#### PROBLEMS TO WORK ON
[A] Reproduce everything in the study excerpt from "According to our" down to "or not-for-profit sectors.".
[B] According to the study excerpt, why did the authors decide not to base their study in a screening setting?

#### EXTRACT
There are limitations in the present analysis. We decided not to base our study in a screening setting, in order to increase the generalisability of our data. However, the wide range of variability observed was similar to that described in screening series,11,14,15,24 indicating that non-patient-related factors are dominant in explaining such variability. Secondly, we could not exclude that a so-called Hawthorne effect29 – i.e. the endoscopist could have been influenced in his or her performance by the awareness of participating in a dedicated study – could have improved the detection rate of the individual endoscopists. Therefore, we cannot exclude the intercentre variability in the daily routine to be even worse than that reported in our series. Thirdly, the poor inter-observer agreement in the pathological diagnosis of HGD or villous component could have affected the reliability of our analysis for the factors associated with advanced neoplasia.30 However, the evidence that most of the factors associated with advanced neoplasia were also associated with the simple diagnosis of neoplasia would minimise such a diagnostic bias.
According to our study, there is substantial intercentre variability in the main quality indicators. Educational and QA programs, including higher rates of sedation and split regimen of preparation, may be necessary to increase the suboptimal levels of key quality indicators.
This research received no specific grant from any funding agency in the public, commercial, or not-for-profit sectors.

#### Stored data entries
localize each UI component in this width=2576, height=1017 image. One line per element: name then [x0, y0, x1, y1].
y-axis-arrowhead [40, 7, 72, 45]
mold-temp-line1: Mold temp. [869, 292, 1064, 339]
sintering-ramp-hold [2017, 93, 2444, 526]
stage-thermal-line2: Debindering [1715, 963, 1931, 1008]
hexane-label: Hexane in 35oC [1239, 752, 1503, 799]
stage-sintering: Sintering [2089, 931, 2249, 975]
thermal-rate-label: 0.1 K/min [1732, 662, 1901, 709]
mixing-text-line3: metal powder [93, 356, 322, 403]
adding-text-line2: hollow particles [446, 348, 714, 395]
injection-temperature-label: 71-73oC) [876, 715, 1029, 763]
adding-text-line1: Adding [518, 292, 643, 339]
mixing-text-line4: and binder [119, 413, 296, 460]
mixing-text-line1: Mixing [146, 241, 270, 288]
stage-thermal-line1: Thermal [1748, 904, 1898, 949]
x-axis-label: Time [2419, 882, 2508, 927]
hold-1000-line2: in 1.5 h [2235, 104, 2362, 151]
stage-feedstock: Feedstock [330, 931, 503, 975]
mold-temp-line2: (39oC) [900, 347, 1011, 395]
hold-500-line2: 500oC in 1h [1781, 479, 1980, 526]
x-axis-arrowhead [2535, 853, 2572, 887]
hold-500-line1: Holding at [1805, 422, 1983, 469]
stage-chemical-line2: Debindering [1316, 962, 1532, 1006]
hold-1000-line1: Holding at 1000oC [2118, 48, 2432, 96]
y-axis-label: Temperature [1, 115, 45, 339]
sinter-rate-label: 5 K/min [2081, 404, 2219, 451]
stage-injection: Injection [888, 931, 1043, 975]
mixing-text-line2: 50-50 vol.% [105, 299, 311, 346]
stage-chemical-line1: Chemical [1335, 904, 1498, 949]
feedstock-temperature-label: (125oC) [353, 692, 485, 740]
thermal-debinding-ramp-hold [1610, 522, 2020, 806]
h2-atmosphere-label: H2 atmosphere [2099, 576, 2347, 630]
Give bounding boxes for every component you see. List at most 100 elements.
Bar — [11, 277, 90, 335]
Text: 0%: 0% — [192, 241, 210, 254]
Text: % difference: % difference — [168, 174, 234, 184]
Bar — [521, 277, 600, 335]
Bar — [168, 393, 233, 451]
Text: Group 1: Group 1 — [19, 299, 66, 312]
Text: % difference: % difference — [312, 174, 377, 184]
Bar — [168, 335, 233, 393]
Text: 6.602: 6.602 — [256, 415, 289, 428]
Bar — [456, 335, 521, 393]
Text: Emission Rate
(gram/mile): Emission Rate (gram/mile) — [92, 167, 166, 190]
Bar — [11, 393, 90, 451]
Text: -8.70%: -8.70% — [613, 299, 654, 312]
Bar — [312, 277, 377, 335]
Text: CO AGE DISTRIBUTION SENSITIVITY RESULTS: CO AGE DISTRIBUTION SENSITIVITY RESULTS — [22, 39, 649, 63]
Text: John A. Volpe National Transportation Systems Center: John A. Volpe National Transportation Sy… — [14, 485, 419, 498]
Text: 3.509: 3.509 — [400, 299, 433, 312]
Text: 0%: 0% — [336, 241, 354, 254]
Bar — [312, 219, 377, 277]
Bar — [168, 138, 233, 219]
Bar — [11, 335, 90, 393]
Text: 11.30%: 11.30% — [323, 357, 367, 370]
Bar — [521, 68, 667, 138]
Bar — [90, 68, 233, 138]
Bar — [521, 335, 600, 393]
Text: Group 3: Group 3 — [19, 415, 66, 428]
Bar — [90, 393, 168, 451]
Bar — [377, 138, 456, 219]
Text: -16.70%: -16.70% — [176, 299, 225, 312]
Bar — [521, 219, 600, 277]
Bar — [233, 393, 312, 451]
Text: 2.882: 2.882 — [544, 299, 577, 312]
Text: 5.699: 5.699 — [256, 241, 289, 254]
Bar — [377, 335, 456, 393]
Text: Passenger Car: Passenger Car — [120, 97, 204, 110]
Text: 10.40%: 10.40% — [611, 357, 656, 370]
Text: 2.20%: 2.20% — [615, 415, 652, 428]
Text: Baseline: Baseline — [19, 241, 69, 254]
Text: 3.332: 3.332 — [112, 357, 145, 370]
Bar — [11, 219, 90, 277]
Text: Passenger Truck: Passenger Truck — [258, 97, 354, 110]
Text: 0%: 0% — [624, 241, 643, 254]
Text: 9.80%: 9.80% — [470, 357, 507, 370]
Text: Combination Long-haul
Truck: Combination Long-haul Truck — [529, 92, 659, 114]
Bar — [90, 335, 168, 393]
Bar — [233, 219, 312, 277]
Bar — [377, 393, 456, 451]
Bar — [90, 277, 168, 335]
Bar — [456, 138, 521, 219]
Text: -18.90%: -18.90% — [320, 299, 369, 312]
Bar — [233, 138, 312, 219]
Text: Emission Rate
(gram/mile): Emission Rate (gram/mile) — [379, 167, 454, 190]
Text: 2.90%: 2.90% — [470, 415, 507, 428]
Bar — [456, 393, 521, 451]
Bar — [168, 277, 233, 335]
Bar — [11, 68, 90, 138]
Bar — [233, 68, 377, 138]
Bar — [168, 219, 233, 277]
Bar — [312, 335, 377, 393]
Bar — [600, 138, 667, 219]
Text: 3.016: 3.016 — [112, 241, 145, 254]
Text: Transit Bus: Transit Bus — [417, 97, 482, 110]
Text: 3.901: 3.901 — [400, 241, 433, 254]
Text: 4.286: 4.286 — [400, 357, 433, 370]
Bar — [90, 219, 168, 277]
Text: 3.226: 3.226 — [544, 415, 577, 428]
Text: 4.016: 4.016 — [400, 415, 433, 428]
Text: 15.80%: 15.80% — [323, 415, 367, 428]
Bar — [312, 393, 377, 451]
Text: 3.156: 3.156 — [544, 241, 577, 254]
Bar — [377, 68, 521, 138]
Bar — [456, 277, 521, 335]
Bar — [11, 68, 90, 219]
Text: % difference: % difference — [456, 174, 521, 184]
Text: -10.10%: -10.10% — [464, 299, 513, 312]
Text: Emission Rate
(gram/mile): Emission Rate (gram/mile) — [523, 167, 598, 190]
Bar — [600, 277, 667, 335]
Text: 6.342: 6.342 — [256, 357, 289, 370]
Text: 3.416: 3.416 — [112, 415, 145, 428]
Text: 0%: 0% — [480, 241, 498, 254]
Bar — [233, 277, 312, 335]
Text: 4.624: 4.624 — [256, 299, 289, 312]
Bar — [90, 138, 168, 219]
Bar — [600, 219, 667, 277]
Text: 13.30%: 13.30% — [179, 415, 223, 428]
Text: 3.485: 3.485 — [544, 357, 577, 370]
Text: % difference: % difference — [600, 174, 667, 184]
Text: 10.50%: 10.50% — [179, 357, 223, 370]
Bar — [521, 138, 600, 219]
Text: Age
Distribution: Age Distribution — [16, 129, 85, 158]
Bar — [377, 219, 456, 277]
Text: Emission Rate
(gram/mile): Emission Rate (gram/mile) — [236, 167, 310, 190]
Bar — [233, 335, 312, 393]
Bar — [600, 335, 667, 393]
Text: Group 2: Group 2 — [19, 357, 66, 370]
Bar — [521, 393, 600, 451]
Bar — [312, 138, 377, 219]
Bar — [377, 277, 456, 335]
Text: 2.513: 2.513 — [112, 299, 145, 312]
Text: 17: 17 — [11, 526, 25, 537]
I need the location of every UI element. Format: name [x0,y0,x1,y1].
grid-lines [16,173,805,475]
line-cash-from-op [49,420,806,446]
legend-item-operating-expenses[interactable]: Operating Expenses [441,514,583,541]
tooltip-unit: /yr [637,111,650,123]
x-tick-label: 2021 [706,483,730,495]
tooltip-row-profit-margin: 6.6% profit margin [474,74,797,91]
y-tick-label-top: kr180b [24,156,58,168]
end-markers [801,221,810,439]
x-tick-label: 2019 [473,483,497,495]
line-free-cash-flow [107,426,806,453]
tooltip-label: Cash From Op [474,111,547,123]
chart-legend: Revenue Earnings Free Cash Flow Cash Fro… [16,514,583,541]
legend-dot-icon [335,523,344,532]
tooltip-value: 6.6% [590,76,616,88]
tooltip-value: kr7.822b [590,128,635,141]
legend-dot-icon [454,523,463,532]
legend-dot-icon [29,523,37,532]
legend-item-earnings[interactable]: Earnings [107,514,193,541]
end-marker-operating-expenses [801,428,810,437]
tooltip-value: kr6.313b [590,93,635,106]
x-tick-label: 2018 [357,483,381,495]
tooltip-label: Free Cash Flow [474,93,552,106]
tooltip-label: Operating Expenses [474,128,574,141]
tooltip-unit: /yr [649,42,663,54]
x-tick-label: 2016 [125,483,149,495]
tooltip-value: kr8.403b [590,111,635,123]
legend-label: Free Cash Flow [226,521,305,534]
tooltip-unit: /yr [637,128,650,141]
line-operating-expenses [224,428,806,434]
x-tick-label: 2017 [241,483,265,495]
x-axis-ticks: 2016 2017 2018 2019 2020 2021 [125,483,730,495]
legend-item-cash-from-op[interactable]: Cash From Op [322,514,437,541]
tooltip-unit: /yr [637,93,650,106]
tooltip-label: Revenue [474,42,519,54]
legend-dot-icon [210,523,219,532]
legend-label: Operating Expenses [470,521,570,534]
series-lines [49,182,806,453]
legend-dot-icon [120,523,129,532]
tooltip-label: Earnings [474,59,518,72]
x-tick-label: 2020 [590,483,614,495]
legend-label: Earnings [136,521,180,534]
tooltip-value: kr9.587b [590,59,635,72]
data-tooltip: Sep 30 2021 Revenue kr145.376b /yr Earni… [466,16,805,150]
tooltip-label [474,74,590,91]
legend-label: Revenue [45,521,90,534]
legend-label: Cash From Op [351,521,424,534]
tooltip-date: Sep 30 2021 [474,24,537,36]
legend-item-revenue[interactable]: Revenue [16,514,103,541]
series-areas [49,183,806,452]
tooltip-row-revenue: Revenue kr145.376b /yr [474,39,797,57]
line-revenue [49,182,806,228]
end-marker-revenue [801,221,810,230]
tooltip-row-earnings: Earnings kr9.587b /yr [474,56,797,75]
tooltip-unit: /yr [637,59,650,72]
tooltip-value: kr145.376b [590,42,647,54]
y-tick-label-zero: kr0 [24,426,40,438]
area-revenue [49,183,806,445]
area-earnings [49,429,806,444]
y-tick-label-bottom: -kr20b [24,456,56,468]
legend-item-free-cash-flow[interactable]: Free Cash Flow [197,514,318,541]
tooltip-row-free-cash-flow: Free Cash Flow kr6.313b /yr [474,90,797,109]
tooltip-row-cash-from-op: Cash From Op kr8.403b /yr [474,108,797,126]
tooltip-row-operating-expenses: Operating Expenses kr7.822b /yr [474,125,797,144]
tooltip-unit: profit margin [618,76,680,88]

#### SOLUTION LIST
[A]
According to our study, there is substantial intercentre variability in the main quality indicators. Educational and QA programs, including higher rates of sedation and split regimen of preparation, may be necessary to increase the suboptimal levels of key quality indicators.
This research received no specific grant from any funding agency in the public, commercial, or not-for-profit sectors.

[B] To increase the generalizability of their data.